[Data entries]
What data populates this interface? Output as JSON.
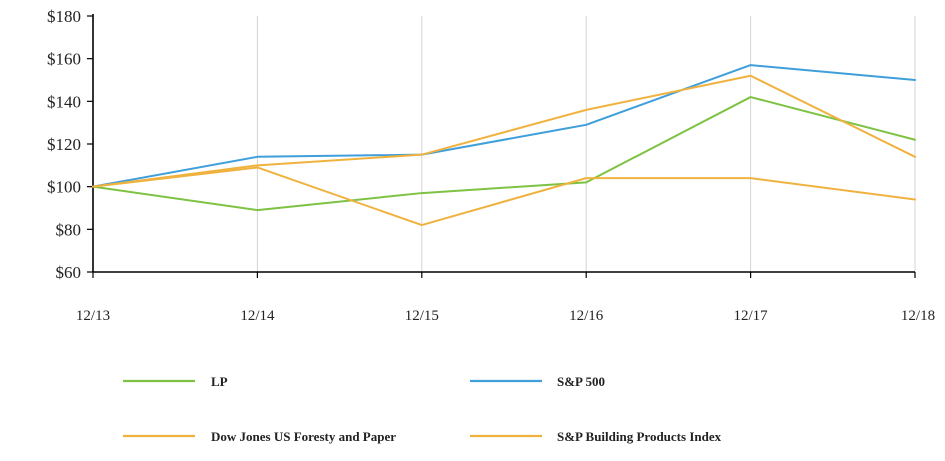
{
  "chart_data": {
    "type": "line",
    "title": "",
    "xlabel": "",
    "ylabel": "",
    "categories": [
      "12/13",
      "12/14",
      "12/15",
      "12/16",
      "12/17",
      "12/18"
    ],
    "ylim": [
      60,
      180
    ],
    "y_ticks": [
      60,
      80,
      100,
      120,
      140,
      160,
      180
    ],
    "y_tick_labels": [
      "$60",
      "$80",
      "$100",
      "$120",
      "$140",
      "$160",
      "$180"
    ],
    "grid": "vertical",
    "legend_position": "bottom",
    "series": [
      {
        "name": "LP",
        "color": "#7dc242",
        "values": [
          100,
          89,
          97,
          102,
          142,
          122
        ]
      },
      {
        "name": "S&P 500",
        "color": "#3f9fda",
        "values": [
          100,
          114,
          115,
          129,
          157,
          150
        ]
      },
      {
        "name": "Dow Jones US Foresty and Paper",
        "color": "#f0b23e",
        "values": [
          100,
          110,
          115,
          136,
          152,
          114
        ]
      },
      {
        "name": "S&P Building Products Index",
        "color": "#f0b23e",
        "values": [
          100,
          109,
          82,
          104,
          104,
          94
        ]
      }
    ]
  }
}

_Requirements_. Nothing in the entries should change as you copy them, except that the pictures are left out.

_Right answer_.
What data populates this interface? Output as JSON.
{
  "chart_data": {
    "type": "line",
    "title": "",
    "xlabel": "",
    "ylabel": "",
    "categories": [
      "12/13",
      "12/14",
      "12/15",
      "12/16",
      "12/17",
      "12/18"
    ],
    "ylim": [
      60,
      180
    ],
    "y_ticks": [
      60,
      80,
      100,
      120,
      140,
      160,
      180
    ],
    "y_tick_labels": [
      "$60",
      "$80",
      "$100",
      "$120",
      "$140",
      "$160",
      "$180"
    ],
    "grid": "vertical",
    "legend_position": "bottom",
    "series": [
      {
        "name": "LP",
        "color": "#7dc242",
        "values": [
          100,
          89,
          97,
          102,
          142,
          122
        ]
      },
      {
        "name": "S&P 500",
        "color": "#3f9fda",
        "values": [
          100,
          114,
          115,
          129,
          157,
          150
        ]
      },
      {
        "name": "Dow Jones US Foresty and Paper",
        "color": "#f0b23e",
        "values": [
          100,
          110,
          115,
          136,
          152,
          114
        ]
      },
      {
        "name": "S&P Building Products Index",
        "color": "#f0b23e",
        "values": [
          100,
          109,
          82,
          104,
          104,
          94
        ]
      }
    ]
  }
}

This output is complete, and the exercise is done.